| Short task |
Read the lines that follow and tally those with the word "Generally"; give the number and nothing else.

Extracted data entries
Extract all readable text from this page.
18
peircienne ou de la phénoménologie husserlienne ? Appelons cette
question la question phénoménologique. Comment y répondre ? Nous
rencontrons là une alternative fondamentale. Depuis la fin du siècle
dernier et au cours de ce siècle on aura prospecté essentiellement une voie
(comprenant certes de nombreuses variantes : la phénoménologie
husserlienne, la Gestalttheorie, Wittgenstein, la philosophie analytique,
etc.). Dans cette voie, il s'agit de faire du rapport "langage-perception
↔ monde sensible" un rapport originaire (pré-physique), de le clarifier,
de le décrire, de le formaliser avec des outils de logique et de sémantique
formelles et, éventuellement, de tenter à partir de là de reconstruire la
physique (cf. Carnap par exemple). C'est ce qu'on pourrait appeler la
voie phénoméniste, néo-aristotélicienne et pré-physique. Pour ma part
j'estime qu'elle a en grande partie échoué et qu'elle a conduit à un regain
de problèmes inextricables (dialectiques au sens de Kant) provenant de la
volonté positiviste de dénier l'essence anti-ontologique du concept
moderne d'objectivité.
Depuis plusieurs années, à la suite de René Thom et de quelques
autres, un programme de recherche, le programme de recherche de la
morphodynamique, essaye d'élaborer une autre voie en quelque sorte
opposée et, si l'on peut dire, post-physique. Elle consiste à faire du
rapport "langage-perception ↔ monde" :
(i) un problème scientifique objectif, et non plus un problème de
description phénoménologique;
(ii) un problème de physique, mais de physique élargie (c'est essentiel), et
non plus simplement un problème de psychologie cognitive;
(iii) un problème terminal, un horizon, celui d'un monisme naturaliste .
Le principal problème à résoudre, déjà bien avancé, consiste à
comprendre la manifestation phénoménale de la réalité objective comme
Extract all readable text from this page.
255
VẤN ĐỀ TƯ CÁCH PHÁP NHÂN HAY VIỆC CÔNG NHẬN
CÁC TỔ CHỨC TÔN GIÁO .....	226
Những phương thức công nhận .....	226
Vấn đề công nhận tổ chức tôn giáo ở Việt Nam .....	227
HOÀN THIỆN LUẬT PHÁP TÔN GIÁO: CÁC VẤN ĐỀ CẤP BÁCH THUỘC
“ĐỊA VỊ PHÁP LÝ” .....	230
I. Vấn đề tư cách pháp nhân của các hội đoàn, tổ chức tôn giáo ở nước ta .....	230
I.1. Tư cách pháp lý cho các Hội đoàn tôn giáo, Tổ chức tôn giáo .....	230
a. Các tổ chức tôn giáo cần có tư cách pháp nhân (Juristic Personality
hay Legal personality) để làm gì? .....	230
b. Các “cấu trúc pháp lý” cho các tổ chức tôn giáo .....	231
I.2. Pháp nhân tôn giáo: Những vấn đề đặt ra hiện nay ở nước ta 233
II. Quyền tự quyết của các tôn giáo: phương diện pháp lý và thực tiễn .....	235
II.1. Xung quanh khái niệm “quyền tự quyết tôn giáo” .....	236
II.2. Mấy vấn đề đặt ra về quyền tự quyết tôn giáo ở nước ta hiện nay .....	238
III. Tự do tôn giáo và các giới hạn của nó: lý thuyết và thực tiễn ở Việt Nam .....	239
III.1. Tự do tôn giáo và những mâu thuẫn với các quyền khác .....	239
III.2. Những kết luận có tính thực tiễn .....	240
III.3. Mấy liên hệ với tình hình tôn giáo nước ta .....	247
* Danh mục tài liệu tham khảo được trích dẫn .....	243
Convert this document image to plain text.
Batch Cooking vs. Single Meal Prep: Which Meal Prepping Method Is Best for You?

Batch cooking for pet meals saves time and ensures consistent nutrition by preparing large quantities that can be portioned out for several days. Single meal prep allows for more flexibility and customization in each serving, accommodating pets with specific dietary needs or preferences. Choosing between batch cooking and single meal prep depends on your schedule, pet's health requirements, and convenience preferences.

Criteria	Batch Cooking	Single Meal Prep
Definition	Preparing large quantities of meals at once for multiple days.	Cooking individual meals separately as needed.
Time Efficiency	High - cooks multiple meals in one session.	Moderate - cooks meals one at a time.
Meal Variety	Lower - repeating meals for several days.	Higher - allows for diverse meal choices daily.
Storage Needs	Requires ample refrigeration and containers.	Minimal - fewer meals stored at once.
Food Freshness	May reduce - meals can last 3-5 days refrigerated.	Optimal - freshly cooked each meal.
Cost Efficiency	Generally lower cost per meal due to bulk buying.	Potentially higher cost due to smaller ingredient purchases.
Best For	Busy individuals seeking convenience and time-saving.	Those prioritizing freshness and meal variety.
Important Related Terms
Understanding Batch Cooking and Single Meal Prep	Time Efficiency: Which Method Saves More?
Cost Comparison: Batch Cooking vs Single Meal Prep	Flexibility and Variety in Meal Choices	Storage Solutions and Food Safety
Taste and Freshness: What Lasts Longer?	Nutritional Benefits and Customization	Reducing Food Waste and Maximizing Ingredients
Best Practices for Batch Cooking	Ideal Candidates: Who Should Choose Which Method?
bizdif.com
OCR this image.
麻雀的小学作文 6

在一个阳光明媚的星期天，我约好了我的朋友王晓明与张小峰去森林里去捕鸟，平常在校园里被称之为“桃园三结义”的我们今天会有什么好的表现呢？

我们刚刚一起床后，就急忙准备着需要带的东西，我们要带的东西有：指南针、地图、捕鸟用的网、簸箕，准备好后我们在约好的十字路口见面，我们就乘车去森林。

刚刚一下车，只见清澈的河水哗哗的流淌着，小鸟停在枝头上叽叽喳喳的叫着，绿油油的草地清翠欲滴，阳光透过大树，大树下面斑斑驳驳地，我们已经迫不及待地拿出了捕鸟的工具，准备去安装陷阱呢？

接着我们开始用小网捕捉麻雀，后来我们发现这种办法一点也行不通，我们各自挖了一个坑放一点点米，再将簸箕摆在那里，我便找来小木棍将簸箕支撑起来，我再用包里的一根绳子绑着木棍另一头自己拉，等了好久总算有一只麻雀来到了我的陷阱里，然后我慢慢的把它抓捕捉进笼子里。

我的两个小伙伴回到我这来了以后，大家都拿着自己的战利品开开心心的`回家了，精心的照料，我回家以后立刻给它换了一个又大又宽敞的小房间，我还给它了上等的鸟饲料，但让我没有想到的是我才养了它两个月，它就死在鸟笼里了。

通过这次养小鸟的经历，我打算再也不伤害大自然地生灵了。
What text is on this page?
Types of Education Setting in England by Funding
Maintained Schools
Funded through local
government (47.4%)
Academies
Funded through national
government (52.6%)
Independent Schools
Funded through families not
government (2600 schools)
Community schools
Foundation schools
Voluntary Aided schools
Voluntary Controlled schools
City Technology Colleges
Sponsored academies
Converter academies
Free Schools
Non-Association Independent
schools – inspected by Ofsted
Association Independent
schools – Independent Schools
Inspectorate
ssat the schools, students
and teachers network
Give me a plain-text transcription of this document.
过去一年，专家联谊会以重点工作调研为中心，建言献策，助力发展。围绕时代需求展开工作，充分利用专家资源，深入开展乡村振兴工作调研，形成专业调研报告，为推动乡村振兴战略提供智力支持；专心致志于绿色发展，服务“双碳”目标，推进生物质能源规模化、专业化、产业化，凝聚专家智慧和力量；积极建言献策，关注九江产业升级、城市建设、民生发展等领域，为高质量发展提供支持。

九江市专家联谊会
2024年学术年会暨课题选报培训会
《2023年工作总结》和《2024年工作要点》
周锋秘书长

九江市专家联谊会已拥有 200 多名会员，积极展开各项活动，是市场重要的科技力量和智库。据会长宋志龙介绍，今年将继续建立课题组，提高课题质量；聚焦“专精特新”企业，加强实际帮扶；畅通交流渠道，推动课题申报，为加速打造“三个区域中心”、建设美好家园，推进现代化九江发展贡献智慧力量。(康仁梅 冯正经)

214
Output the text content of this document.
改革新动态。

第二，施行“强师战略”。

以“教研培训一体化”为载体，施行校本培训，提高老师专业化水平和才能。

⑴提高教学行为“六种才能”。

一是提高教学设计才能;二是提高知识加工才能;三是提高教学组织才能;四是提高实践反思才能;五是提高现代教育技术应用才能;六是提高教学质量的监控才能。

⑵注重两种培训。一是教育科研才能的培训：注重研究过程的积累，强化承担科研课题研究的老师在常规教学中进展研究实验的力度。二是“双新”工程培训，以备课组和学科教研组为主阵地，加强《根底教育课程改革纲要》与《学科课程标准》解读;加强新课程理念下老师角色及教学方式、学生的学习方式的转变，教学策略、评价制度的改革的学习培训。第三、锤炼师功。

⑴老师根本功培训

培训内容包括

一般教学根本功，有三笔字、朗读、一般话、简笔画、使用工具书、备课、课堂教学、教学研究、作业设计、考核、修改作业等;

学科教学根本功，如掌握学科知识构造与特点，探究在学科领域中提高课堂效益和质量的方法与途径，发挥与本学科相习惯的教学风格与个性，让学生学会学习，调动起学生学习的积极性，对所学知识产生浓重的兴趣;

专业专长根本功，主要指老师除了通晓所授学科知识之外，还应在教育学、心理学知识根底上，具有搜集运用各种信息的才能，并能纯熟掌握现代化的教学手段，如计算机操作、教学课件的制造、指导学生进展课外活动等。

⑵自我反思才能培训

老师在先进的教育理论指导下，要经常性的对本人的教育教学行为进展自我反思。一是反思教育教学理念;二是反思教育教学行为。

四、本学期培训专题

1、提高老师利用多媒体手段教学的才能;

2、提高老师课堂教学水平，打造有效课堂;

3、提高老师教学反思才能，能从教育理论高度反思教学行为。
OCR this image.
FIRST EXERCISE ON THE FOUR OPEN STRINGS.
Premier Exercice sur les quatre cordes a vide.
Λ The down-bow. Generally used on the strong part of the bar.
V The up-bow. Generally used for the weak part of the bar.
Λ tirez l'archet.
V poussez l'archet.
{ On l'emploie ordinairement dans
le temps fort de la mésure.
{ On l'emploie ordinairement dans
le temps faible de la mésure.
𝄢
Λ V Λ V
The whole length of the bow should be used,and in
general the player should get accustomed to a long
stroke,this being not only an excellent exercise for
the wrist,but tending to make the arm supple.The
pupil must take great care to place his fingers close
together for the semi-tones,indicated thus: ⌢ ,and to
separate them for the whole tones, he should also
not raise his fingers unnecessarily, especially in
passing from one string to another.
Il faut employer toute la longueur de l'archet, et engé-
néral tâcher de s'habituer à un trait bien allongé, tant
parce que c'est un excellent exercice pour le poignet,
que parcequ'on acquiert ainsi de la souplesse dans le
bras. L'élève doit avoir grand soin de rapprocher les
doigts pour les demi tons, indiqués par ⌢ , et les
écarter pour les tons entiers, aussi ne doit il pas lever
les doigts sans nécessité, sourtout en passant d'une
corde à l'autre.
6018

| Solved problem |
3